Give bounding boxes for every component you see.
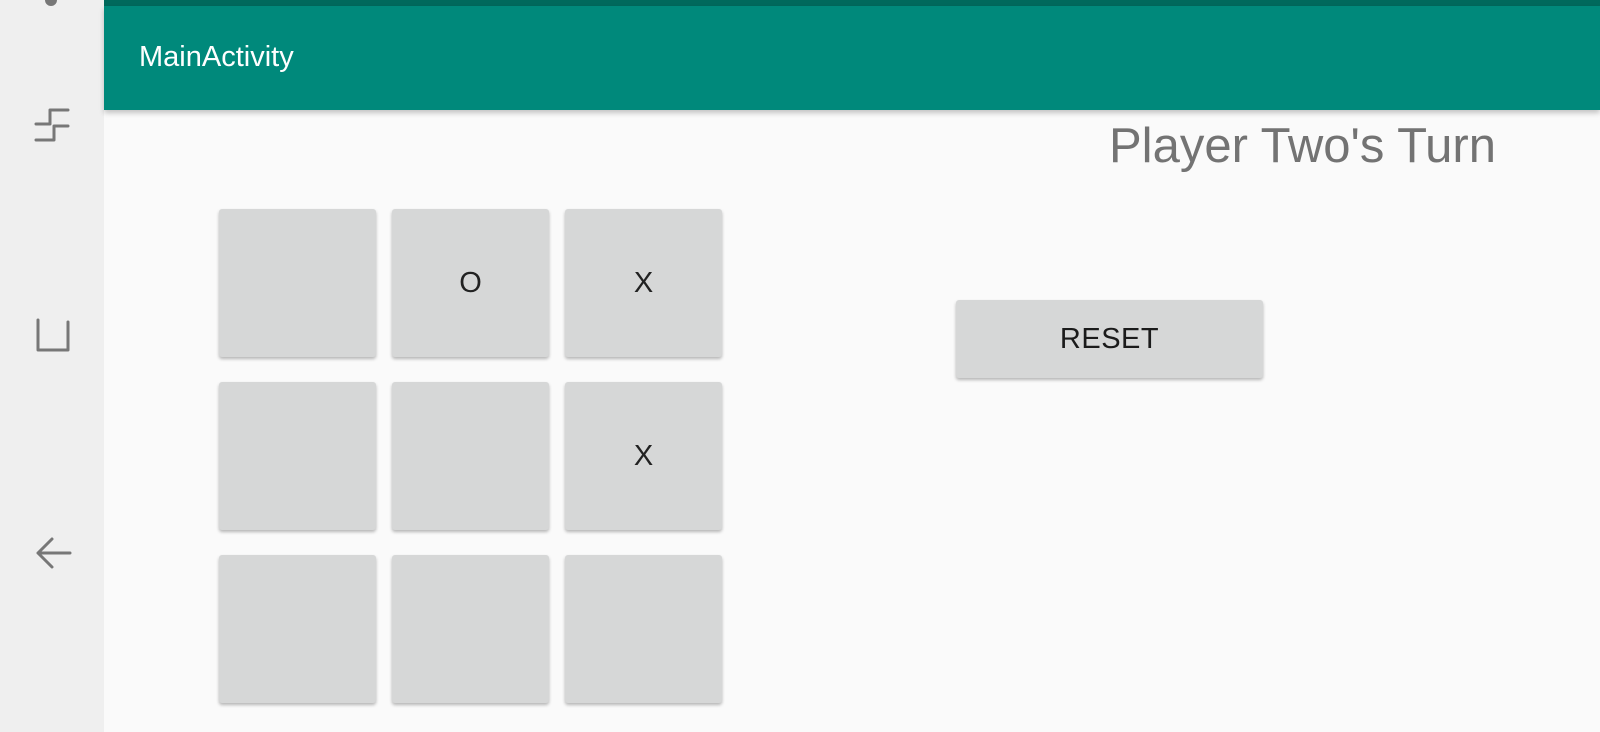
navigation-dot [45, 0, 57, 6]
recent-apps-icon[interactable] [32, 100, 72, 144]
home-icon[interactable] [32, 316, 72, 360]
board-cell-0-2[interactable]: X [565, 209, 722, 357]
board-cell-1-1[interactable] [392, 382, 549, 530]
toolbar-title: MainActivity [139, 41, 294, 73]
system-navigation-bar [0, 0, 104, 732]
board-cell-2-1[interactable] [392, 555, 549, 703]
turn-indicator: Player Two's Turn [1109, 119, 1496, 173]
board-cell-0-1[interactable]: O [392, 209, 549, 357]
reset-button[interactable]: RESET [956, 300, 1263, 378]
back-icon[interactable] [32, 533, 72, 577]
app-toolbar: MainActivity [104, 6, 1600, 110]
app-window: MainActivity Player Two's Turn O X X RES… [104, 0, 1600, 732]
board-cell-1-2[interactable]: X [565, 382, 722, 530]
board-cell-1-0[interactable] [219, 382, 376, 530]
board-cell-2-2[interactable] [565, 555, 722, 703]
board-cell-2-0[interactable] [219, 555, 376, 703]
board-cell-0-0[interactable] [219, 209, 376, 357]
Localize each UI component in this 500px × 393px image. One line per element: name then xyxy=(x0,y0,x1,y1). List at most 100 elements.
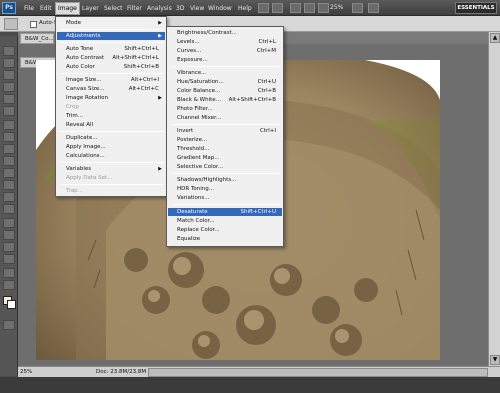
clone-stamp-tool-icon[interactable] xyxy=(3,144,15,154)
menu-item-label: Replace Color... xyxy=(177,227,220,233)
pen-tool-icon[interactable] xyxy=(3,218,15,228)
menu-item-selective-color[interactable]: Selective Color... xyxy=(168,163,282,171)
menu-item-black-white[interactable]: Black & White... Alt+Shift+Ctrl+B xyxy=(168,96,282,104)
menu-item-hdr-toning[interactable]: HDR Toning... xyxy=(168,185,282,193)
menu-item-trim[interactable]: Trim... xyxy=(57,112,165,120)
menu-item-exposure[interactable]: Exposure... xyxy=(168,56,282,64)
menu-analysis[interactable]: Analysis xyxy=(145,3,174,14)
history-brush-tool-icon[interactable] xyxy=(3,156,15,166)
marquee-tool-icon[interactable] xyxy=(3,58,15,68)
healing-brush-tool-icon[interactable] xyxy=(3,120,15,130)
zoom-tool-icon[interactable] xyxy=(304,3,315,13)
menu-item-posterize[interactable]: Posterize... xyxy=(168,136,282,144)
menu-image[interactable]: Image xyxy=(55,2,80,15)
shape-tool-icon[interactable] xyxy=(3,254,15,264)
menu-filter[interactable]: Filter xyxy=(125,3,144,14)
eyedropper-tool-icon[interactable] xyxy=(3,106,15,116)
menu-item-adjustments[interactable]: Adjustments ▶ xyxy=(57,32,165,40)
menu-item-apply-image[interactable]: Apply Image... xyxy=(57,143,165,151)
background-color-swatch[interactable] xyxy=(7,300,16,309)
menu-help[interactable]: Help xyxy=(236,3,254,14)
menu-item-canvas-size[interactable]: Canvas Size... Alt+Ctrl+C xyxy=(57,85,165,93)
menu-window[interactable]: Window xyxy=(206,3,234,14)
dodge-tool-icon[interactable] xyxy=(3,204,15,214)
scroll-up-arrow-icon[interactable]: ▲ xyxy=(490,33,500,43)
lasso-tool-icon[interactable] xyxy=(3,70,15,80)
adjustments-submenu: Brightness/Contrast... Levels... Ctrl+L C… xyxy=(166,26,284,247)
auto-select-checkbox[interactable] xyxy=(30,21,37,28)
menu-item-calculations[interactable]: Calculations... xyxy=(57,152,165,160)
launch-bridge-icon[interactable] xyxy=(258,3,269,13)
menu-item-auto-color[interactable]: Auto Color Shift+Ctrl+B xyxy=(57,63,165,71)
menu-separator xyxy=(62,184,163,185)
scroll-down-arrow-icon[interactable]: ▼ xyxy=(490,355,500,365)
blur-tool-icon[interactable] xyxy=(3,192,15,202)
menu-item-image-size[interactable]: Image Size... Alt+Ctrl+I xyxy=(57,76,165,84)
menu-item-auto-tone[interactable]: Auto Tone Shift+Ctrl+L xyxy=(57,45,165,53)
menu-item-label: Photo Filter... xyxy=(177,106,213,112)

- - - - -

**PROBLEM TO WORK ON**: Convert the material above into a Markdown table with the columns "Row" and "Line". Number the rows in order, put each line in its own row, and leave out blank lines and the pictures.

**CORRECT RESPONSE**:
| Row | Line |
|---|---|
| 1 | Give bounding boxes for every component you see. |
| 2 | navigation-dot [45, 0, 57, 6] |
| 3 | recent-apps-icon[interactable] [32, 100, 72, 144] |
| 4 | home-icon[interactable] [32, 316, 72, 360] |
| 5 | board-cell-0-2[interactable]: X [565, 209, 722, 357] |
| 6 | board-cell-1-1[interactable] [392, 382, 549, 530] |
| 7 | toolbar-title: MainActivity [139, 41, 294, 73] |
| 8 | system-navigation-bar [0, 0, 104, 732] |
| 9 | board-cell-2-1[interactable] [392, 555, 549, 703] |
| 10 | turn-indicator: Player Two's Turn [1109, 119, 1496, 173] |
| 11 | board-cell-0-1[interactable]: O [392, 209, 549, 357] |
| 12 | reset-button[interactable]: RESET [956, 300, 1263, 378] |
| 13 | back-icon[interactable] [32, 533, 72, 577] |
| 14 | app-toolbar: MainActivity [104, 6, 1600, 110] |
| 15 | app-window: MainActivity Player Two's Turn O X X RES… [104, 0, 1600, 732] |
| 16 | board-cell-1-2[interactable]: X [565, 382, 722, 530] |
| 17 | board-cell-1-0[interactable] [219, 382, 376, 530] |
| 18 | board-cell-2-2[interactable] [565, 555, 722, 703] |
| 19 | board-cell-2-0[interactable] [219, 555, 376, 703] |
| 20 | board-cell-0-0[interactable] [219, 209, 376, 357] |
| 21 | Localize each UI component in this 500px × 393px image. One line per element: name then xyxy=(x0,y0,x1,y1). List at most 100 elements. |
| 22 | clone-stamp-tool-icon[interactable] xyxy=(3,144,15,154) |
| 23 | menu-item-label: Replace Color... xyxy=(177,227,220,233) |
| 24 | pen-tool-icon[interactable] xyxy=(3,218,15,228) |
| 25 | menu-item-selective-color[interactable]: Selective Color... xyxy=(168,163,282,171) |
| 26 | menu-item-black-white[interactable]: Black & White... Alt+Shift+Ctrl+B xyxy=(168,96,282,104) |
| 27 | menu-item-hdr-toning[interactable]: HDR Toning... xyxy=(168,185,282,193) |
| 28 | menu-item-trim[interactable]: Trim... xyxy=(57,112,165,120) |
| 29 | menu-item-exposure[interactable]: Exposure... xyxy=(168,56,282,64) |
| 30 | menu-analysis[interactable]: Analysis xyxy=(145,3,174,14) |
| 31 | history-brush-tool-icon[interactable] xyxy=(3,156,15,166) |
| 32 | marquee-tool-icon[interactable] xyxy=(3,58,15,68) |
| 33 | healing-brush-tool-icon[interactable] xyxy=(3,120,15,130) |
| 34 | zoom-tool-icon[interactable] xyxy=(304,3,315,13) |
| 35 | menu-item-posterize[interactable]: Posterize... xyxy=(168,136,282,144) |
| 36 | menu-image[interactable]: Image xyxy=(55,2,80,15) |
| 37 | shape-tool-icon[interactable] xyxy=(3,254,15,264) |
| 38 | menu-filter[interactable]: Filter xyxy=(125,3,144,14) |
| 39 | eyedropper-tool-icon[interactable] xyxy=(3,106,15,116) |
| 40 | menu-item-adjustments[interactable]: Adjustments ▶ xyxy=(57,32,165,40) |
| 41 | menu-item-apply-image[interactable]: Apply Image... xyxy=(57,143,165,151) |
| 42 | background-color-swatch[interactable] xyxy=(7,300,16,309) |
| 43 | menu-help[interactable]: Help xyxy=(236,3,254,14) |
| 44 | menu-item-canvas-size[interactable]: Canvas Size... Alt+Ctrl+C xyxy=(57,85,165,93) |
| 45 | menu-window[interactable]: Window xyxy=(206,3,234,14) |
| 46 | dodge-tool-icon[interactable] xyxy=(3,204,15,214) |
| 47 | scroll-up-arrow-icon[interactable]: ▲ xyxy=(490,33,500,43) |
| 48 | lasso-tool-icon[interactable] xyxy=(3,70,15,80) |
| 49 | adjustments-submenu: Brightness/Contrast... Levels... Ctrl+L C… xyxy=(166,26,284,247) |
| 50 | auto-select-checkbox[interactable] xyxy=(30,21,37,28) |
| 51 | menu-item-calculations[interactable]: Calculations... xyxy=(57,152,165,160) |
| 52 | launch-bridge-icon[interactable] xyxy=(258,3,269,13) |
| 53 | menu-item-auto-color[interactable]: Auto Color Shift+Ctrl+B xyxy=(57,63,165,71) |
| 54 | menu-separator xyxy=(62,184,163,185) |
| 55 | scroll-down-arrow-icon[interactable]: ▼ xyxy=(490,355,500,365) |
| 56 | blur-tool-icon[interactable] xyxy=(3,192,15,202) |
| 57 | menu-item-image-size[interactable]: Image Size... Alt+Ctrl+I xyxy=(57,76,165,84) |
| 58 | menu-item-auto-tone[interactable]: Auto Tone Shift+Ctrl+L xyxy=(57,45,165,53) |
| 59 | menu-item-label: Photo Filter... xyxy=(177,106,213,112) |